What is asked: Wherever the string "slope" occurs in a line of these records, report that line.

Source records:
□ □ □ □ □

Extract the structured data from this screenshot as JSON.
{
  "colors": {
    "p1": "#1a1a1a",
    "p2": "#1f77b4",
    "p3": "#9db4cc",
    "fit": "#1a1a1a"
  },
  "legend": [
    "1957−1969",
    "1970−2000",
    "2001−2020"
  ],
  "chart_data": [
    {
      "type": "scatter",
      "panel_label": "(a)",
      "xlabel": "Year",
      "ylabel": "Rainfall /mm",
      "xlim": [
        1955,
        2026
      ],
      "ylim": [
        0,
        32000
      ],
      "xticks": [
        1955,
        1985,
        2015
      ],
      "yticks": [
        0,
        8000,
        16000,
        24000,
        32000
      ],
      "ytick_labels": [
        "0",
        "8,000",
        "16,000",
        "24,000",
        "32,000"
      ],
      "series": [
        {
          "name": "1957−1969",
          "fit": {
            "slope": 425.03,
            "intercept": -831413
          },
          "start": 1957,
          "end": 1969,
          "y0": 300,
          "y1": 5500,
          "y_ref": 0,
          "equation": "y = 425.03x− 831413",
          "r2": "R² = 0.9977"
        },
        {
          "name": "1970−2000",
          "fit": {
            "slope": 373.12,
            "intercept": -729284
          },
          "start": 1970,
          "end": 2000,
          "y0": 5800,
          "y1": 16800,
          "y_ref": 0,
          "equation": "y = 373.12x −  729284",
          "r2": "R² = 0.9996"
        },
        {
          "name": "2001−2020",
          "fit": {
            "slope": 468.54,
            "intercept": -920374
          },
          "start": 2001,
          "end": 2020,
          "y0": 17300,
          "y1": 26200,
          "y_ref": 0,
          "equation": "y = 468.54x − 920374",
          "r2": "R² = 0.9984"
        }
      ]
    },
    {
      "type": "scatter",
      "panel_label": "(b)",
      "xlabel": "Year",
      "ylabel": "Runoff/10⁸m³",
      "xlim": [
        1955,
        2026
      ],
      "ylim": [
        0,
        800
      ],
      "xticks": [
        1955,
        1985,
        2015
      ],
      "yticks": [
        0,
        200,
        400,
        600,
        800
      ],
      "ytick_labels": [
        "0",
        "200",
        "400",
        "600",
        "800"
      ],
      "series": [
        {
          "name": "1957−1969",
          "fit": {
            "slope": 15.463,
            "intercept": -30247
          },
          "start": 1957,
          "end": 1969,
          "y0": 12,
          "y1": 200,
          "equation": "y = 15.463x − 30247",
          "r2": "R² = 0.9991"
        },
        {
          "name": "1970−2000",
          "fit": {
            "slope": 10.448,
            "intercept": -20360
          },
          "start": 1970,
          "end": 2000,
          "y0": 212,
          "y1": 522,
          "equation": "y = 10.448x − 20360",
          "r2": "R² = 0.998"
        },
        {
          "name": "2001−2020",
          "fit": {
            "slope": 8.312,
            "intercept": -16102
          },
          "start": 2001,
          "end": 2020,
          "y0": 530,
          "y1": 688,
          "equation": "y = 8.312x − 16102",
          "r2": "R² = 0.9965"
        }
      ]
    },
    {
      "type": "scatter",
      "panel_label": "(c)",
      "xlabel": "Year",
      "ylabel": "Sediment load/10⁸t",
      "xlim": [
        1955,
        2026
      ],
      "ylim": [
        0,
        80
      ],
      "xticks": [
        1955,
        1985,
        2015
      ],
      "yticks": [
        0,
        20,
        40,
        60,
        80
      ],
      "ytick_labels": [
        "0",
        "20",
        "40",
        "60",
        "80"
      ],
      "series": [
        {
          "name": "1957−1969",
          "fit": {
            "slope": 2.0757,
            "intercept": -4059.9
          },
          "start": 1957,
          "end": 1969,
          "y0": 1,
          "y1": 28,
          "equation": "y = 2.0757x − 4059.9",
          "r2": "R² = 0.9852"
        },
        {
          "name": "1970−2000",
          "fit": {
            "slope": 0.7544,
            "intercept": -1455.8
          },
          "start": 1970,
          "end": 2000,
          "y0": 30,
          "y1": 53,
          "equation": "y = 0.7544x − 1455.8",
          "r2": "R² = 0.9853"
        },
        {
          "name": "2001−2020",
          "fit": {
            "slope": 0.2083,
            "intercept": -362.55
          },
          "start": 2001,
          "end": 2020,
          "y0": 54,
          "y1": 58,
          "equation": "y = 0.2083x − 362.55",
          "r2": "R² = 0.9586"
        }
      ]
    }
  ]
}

□ □ □ □ □

The output:
            "slope": 425.03,
            "slope": 373.12,
            "slope": 468.54,
            "slope": 15.463,
            "slope": 10.448,
            "slope": 8.312,
            "slope": 2.0757,
            "slope": 0.7544,
            "slope": 0.2083,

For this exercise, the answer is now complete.